(Source records)
+---+

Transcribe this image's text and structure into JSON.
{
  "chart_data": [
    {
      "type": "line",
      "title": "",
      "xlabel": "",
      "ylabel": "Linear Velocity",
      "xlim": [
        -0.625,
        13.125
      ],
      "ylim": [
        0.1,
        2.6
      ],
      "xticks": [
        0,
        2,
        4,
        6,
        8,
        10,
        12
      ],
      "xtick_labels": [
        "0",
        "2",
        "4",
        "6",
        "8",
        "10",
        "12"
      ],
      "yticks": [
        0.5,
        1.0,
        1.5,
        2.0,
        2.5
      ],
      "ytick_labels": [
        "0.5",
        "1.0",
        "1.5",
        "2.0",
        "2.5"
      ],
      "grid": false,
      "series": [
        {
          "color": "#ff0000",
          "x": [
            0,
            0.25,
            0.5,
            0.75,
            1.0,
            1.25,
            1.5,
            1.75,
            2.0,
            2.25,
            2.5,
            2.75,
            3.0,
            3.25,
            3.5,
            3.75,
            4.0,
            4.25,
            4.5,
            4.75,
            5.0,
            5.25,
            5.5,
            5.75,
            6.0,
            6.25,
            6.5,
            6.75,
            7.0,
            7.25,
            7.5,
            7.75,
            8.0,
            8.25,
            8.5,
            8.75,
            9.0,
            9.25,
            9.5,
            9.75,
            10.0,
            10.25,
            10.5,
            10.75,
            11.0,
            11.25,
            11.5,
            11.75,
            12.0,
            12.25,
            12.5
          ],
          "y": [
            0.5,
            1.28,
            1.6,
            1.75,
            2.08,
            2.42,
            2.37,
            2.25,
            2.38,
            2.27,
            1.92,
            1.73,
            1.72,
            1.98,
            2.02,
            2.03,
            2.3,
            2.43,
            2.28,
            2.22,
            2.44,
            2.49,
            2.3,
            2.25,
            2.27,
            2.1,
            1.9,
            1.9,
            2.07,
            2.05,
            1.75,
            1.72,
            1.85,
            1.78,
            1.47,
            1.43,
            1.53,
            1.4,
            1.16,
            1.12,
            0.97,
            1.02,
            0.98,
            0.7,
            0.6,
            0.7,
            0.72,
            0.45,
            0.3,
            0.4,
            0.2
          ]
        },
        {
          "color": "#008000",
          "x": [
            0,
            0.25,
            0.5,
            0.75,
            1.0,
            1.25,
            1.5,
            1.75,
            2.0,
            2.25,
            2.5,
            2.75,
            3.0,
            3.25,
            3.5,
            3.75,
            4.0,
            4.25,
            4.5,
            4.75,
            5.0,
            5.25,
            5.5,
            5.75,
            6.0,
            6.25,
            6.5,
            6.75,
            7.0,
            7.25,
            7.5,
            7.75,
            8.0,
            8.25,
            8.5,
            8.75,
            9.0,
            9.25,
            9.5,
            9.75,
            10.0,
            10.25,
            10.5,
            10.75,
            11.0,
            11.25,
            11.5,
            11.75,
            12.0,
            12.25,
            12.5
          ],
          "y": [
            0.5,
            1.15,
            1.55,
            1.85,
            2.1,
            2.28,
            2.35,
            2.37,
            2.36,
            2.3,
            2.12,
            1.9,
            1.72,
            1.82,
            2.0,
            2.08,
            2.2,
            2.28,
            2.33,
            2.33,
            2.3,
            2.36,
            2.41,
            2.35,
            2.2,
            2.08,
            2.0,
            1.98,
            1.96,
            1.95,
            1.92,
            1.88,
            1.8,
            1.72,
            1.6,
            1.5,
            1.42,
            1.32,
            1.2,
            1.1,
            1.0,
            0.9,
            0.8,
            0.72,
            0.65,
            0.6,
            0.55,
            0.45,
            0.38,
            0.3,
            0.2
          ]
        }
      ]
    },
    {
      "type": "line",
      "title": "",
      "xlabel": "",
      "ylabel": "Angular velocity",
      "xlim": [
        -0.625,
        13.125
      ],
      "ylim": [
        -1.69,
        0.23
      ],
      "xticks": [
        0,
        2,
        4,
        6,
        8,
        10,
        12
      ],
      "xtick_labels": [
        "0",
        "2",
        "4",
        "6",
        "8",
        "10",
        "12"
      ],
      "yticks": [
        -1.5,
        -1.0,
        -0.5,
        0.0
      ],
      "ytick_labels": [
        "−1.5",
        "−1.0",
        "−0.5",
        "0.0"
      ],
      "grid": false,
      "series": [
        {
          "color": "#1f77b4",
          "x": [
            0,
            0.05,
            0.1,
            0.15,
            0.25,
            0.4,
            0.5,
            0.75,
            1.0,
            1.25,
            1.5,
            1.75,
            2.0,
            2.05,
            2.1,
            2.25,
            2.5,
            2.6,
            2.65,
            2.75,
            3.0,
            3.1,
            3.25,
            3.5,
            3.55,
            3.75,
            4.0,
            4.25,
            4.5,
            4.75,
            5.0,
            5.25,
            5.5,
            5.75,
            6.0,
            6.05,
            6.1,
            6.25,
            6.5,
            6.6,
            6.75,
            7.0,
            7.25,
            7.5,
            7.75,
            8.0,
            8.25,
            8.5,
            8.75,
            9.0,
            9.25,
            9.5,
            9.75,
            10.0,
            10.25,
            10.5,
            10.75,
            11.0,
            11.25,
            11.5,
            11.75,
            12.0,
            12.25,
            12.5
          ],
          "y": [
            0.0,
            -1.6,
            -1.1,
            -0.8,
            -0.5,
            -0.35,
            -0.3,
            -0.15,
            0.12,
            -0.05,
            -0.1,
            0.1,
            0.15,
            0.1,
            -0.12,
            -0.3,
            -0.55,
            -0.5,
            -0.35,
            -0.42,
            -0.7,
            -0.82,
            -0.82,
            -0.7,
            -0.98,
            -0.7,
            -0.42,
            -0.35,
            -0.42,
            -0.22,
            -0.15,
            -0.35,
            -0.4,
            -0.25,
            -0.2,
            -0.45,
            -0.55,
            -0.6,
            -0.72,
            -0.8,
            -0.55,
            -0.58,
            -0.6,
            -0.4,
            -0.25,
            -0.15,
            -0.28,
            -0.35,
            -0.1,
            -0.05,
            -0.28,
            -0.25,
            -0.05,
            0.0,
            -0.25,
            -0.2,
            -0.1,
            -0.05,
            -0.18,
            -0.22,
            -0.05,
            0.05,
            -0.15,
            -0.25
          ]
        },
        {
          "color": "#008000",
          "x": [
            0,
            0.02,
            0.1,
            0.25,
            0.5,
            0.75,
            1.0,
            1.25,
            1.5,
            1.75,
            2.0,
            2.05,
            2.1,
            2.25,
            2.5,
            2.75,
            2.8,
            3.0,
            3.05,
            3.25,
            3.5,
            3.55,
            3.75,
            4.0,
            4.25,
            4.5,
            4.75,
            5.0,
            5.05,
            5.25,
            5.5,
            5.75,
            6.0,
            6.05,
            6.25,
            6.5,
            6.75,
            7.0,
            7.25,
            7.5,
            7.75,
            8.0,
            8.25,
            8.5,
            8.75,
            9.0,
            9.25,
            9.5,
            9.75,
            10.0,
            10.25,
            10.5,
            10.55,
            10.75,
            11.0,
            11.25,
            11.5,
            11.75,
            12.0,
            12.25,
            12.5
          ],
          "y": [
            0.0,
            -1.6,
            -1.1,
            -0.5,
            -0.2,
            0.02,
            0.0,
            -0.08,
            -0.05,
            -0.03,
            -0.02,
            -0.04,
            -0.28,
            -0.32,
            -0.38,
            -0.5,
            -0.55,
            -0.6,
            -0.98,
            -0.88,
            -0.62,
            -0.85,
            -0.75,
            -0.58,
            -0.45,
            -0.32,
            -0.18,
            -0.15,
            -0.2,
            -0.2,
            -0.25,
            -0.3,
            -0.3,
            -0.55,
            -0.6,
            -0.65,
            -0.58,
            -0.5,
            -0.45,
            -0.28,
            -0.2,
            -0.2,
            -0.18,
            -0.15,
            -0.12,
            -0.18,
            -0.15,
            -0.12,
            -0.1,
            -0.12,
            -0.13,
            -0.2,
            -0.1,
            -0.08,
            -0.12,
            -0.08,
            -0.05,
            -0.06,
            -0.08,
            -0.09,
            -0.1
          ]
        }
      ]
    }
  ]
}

+---+

» Exercise
Give only the number of lines above that hold the string "ylabel".

» Correct result
2